(WORK TO BE COMPLETED)
Pick out every line in the records below that contains the string "hypothesis", matching case exactly, and copy each one in full.
::: DATA LINES :::
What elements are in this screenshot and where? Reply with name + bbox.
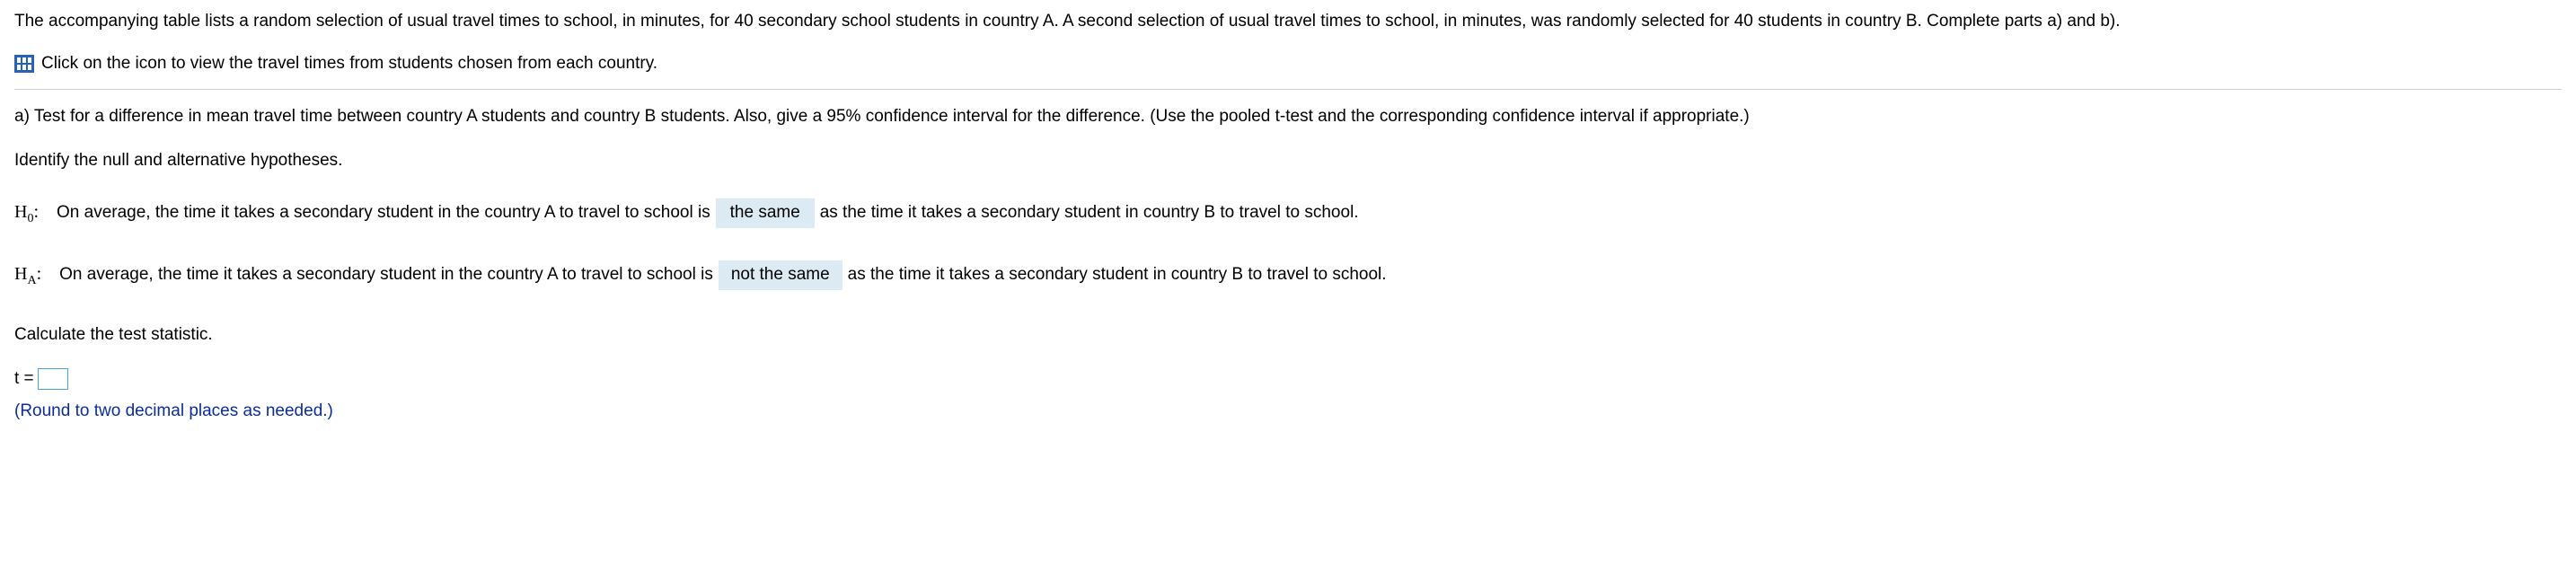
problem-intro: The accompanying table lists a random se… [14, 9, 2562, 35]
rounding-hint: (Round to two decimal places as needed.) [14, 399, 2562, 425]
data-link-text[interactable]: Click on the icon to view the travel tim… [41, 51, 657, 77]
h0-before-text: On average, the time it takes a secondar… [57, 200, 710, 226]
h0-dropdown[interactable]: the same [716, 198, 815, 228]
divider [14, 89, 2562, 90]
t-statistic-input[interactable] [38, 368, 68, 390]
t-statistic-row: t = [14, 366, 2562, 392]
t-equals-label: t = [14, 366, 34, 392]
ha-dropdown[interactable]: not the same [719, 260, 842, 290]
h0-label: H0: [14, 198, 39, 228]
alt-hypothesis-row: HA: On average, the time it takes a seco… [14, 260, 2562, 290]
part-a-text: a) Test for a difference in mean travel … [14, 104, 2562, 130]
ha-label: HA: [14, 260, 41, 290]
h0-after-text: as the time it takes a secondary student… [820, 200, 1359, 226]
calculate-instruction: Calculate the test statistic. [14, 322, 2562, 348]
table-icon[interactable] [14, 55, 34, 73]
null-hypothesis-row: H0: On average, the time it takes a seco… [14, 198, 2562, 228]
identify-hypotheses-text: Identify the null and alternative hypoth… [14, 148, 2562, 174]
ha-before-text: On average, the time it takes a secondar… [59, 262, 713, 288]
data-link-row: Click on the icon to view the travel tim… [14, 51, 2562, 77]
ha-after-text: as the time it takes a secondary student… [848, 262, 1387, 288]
:::
::: DATA LINES :::
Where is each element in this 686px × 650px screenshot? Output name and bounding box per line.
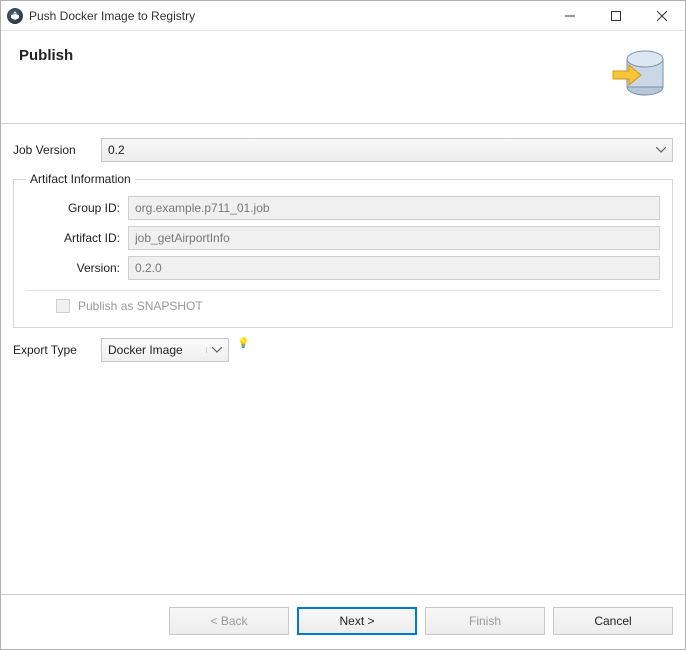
:::
(EXERCISE RESPONSE)
alt-hypothesis-row: HA: On average, the time it takes a seco… [14, 260, 2562, 290]
null-hypothesis-row: H0: On average, the time it takes a seco… [14, 198, 2562, 228]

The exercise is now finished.